# Start of ENTRIES SUPPLIED

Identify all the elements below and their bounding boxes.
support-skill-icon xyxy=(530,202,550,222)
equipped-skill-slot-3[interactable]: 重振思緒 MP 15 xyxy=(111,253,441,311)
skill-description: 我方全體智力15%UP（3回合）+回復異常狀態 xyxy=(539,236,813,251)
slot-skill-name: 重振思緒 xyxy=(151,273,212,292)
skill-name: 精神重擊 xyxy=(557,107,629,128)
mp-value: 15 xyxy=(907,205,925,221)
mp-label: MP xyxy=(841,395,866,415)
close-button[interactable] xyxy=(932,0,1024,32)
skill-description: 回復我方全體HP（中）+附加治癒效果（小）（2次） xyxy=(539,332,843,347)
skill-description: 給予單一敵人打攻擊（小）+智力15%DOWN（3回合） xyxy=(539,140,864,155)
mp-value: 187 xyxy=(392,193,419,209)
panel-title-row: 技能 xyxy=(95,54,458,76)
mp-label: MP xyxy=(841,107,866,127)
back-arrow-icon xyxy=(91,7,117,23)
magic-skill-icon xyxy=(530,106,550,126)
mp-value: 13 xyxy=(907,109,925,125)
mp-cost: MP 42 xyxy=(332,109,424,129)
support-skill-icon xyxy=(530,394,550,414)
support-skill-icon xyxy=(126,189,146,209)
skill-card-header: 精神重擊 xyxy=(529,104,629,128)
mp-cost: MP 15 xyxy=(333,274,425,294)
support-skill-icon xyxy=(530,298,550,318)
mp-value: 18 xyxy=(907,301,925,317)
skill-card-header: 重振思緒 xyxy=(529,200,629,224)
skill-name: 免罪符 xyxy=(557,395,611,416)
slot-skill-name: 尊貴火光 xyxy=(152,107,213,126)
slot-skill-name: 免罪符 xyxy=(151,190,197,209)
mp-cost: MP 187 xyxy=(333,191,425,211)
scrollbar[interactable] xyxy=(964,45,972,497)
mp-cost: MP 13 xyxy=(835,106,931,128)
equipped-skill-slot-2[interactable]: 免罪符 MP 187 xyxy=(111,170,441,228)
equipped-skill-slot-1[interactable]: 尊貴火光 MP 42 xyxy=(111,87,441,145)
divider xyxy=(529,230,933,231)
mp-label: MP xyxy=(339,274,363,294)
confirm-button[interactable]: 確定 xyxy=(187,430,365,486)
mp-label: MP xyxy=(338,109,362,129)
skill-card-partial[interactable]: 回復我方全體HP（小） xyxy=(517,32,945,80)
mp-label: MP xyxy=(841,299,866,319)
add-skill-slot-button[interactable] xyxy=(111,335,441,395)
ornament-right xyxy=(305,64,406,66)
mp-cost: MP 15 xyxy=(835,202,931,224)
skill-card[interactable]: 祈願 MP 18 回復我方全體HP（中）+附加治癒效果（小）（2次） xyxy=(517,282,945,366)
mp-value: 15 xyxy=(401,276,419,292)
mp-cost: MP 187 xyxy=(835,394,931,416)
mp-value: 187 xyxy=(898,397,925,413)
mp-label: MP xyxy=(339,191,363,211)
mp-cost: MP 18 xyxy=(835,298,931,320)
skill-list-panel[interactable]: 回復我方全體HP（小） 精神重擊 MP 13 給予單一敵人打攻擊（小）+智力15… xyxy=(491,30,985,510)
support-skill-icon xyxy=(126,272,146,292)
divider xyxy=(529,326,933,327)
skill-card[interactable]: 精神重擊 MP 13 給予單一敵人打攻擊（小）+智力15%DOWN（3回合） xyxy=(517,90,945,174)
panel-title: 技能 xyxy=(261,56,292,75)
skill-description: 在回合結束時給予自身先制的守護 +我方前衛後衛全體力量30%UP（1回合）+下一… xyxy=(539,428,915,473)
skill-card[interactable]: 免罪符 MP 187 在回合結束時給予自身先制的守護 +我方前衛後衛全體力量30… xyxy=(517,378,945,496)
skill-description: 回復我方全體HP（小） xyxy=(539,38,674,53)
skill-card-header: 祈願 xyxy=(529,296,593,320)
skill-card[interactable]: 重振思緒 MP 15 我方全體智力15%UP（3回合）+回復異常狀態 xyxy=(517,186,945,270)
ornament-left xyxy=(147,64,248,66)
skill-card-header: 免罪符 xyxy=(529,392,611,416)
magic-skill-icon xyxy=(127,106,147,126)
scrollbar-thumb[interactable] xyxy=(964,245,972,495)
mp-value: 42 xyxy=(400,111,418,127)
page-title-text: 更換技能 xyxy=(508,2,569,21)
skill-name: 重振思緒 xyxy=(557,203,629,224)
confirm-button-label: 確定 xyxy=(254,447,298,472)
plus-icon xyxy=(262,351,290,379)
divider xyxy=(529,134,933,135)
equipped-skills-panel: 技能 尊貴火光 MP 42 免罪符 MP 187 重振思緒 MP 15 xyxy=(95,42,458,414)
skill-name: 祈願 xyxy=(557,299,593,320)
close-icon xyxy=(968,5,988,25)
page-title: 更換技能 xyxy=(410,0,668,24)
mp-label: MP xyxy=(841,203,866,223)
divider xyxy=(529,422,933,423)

# End of ENTRIES SUPPLIED

* _PROMPT_
Update the listing above by replacing each "support-skill-icon" with "buff-skill-icon", and reproduce every line with nothing else altered.

* _RESULT BELOW_
Identify all the elements below and their bounding boxes.
buff-skill-icon xyxy=(530,202,550,222)
equipped-skill-slot-3[interactable]: 重振思緒 MP 15 xyxy=(111,253,441,311)
skill-description: 我方全體智力15%UP（3回合）+回復異常狀態 xyxy=(539,236,813,251)
slot-skill-name: 重振思緒 xyxy=(151,273,212,292)
skill-name: 精神重擊 xyxy=(557,107,629,128)
mp-value: 15 xyxy=(907,205,925,221)
mp-label: MP xyxy=(841,395,866,415)
close-button[interactable] xyxy=(932,0,1024,32)
skill-description: 回復我方全體HP（中）+附加治癒效果（小）（2次） xyxy=(539,332,843,347)
skill-description: 給予單一敵人打攻擊（小）+智力15%DOWN（3回合） xyxy=(539,140,864,155)
mp-value: 187 xyxy=(392,193,419,209)
panel-title-row: 技能 xyxy=(95,54,458,76)
mp-label: MP xyxy=(841,107,866,127)
back-arrow-icon xyxy=(91,7,117,23)
magic-skill-icon xyxy=(530,106,550,126)
mp-value: 13 xyxy=(907,109,925,125)
mp-cost: MP 42 xyxy=(332,109,424,129)
buff-skill-icon xyxy=(530,394,550,414)
buff-skill-icon xyxy=(126,189,146,209)
skill-card-header: 精神重擊 xyxy=(529,104,629,128)
mp-cost: MP 15 xyxy=(333,274,425,294)
buff-skill-icon xyxy=(530,298,550,318)
mp-value: 18 xyxy=(907,301,925,317)
skill-card-header: 重振思緒 xyxy=(529,200,629,224)
skill-name: 免罪符 xyxy=(557,395,611,416)
slot-skill-name: 尊貴火光 xyxy=(152,107,213,126)
slot-skill-name: 免罪符 xyxy=(151,190,197,209)
mp-cost: MP 187 xyxy=(333,191,425,211)
scrollbar[interactable] xyxy=(964,45,972,497)
mp-cost: MP 13 xyxy=(835,106,931,128)
equipped-skill-slot-2[interactable]: 免罪符 MP 187 xyxy=(111,170,441,228)
equipped-skill-slot-1[interactable]: 尊貴火光 MP 42 xyxy=(111,87,441,145)
divider xyxy=(529,230,933,231)
mp-label: MP xyxy=(339,274,363,294)
confirm-button[interactable]: 確定 xyxy=(187,430,365,486)
mp-label: MP xyxy=(338,109,362,129)
skill-card-partial[interactable]: 回復我方全體HP（小） xyxy=(517,32,945,80)
mp-label: MP xyxy=(841,299,866,319)
add-skill-slot-button[interactable] xyxy=(111,335,441,395)
ornament-right xyxy=(305,64,406,66)
mp-cost: MP 15 xyxy=(835,202,931,224)
skill-card[interactable]: 祈願 MP 18 回復我方全體HP（中）+附加治癒效果（小）（2次） xyxy=(517,282,945,366)
mp-value: 15 xyxy=(401,276,419,292)
mp-cost: MP 187 xyxy=(835,394,931,416)
mp-value: 187 xyxy=(898,397,925,413)
mp-label: MP xyxy=(339,191,363,211)
mp-cost: MP 18 xyxy=(835,298,931,320)
skill-list-panel[interactable]: 回復我方全體HP（小） 精神重擊 MP 13 給予單一敵人打攻擊（小）+智力15… xyxy=(491,30,985,510)
buff-skill-icon xyxy=(126,272,146,292)
divider xyxy=(529,326,933,327)
skill-card[interactable]: 精神重擊 MP 13 給予單一敵人打攻擊（小）+智力15%DOWN（3回合） xyxy=(517,90,945,174)
panel-title: 技能 xyxy=(261,56,292,75)
skill-description: 在回合結束時給予自身先制的守護 +我方前衛後衛全體力量30%UP（1回合）+下一… xyxy=(539,428,915,473)
skill-card[interactable]: 免罪符 MP 187 在回合結束時給予自身先制的守護 +我方前衛後衛全體力量30… xyxy=(517,378,945,496)
skill-description: 回復我方全體HP（小） xyxy=(539,38,674,53)
skill-card-header: 祈願 xyxy=(529,296,593,320)
skill-card[interactable]: 重振思緒 MP 15 我方全體智力15%UP（3回合）+回復異常狀態 xyxy=(517,186,945,270)
ornament-left xyxy=(147,64,248,66)
skill-card-header: 免罪符 xyxy=(529,392,611,416)
magic-skill-icon xyxy=(127,106,147,126)
scrollbar-thumb[interactable] xyxy=(964,245,972,495)
mp-value: 42 xyxy=(400,111,418,127)
page-title-text: 更換技能 xyxy=(508,2,569,21)
skill-name: 重振思緒 xyxy=(557,203,629,224)
confirm-button-label: 確定 xyxy=(254,447,298,472)
plus-icon xyxy=(262,351,290,379)
divider xyxy=(529,134,933,135)
equipped-skills-panel: 技能 尊貴火光 MP 42 免罪符 MP 187 重振思緒 MP 15 xyxy=(95,42,458,414)
skill-name: 祈願 xyxy=(557,299,593,320)
close-icon xyxy=(968,5,988,25)
page-title: 更換技能 xyxy=(410,0,668,24)
mp-label: MP xyxy=(841,203,866,223)
divider xyxy=(529,422,933,423)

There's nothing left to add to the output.